§ **Records shown**
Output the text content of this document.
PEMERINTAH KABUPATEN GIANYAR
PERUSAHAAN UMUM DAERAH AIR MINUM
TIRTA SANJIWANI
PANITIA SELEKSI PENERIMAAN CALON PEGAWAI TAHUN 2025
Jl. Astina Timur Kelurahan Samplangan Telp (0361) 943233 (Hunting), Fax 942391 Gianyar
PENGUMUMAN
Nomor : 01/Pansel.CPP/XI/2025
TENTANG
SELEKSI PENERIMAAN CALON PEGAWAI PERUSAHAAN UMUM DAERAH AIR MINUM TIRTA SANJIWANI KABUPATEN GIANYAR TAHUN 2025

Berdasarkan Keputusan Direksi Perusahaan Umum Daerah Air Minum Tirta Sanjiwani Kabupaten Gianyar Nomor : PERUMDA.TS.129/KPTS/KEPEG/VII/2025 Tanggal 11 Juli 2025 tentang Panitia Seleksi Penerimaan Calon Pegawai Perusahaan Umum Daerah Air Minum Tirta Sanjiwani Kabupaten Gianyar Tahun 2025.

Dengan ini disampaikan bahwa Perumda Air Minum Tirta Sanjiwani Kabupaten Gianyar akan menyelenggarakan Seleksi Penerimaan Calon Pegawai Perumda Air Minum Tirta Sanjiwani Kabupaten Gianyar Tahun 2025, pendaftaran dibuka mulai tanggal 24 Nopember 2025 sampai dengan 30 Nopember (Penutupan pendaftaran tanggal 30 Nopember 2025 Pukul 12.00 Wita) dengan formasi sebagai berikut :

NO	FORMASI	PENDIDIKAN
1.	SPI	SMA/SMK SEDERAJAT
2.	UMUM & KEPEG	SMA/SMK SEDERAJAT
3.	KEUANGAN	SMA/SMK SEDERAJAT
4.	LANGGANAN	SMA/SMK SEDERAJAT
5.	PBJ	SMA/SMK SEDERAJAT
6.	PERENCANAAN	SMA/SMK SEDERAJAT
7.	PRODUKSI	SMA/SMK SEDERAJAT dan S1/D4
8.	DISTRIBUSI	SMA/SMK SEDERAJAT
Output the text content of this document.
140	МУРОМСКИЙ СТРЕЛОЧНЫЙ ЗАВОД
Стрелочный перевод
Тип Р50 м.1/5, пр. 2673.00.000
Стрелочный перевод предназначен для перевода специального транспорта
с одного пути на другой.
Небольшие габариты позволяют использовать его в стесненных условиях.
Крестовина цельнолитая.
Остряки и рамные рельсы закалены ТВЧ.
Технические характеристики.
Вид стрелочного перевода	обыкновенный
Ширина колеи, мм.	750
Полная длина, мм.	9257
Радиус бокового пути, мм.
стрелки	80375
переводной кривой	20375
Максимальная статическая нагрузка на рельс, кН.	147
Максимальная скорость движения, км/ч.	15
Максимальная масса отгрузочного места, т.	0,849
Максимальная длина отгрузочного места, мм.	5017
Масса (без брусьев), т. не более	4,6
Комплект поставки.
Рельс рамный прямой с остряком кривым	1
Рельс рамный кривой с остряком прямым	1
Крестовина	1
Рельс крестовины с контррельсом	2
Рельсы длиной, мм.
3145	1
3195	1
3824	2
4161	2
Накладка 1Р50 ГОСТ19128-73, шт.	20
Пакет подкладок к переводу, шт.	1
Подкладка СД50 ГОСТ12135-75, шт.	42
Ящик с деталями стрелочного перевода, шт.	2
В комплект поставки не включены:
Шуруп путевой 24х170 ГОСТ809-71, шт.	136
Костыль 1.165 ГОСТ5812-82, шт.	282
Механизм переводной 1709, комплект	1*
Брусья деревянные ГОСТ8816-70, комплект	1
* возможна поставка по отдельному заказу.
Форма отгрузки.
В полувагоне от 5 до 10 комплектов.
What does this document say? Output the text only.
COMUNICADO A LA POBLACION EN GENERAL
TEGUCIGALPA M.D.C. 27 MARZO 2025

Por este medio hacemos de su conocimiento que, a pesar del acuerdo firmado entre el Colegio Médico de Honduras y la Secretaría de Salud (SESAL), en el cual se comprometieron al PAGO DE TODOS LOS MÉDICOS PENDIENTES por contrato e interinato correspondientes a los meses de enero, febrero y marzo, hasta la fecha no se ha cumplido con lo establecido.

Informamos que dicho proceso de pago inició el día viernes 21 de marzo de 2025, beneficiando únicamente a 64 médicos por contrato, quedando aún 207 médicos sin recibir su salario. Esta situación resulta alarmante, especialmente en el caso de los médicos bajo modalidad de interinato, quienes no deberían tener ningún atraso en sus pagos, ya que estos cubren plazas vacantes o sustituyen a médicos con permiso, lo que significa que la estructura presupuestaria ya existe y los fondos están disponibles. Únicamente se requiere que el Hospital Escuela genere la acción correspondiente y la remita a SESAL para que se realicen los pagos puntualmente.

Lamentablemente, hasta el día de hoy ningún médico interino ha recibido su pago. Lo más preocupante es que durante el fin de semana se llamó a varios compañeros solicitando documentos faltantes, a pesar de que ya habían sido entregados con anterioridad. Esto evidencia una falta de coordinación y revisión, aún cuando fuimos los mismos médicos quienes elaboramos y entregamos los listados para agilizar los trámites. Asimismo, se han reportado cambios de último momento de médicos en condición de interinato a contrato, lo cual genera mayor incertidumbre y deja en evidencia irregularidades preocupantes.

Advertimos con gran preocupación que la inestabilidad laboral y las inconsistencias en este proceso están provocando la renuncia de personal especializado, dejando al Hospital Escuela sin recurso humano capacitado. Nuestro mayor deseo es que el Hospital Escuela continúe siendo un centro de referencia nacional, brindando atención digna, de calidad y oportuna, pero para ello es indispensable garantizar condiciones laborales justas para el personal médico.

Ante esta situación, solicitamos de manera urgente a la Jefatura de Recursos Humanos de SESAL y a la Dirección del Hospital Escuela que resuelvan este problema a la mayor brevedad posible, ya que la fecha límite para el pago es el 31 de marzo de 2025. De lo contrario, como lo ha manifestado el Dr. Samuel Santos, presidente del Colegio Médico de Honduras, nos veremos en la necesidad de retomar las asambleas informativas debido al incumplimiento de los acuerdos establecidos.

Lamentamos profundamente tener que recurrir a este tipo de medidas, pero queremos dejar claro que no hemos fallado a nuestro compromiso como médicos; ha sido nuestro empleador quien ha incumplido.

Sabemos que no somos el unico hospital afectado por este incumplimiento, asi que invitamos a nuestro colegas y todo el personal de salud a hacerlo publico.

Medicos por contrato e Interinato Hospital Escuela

§ **Task goal**
Copy each line of the entries that includes the word "длина".

§ **Solution for this task**
Полная длина, мм.	9257
Максимальная длина отгрузочного места, мм.	5017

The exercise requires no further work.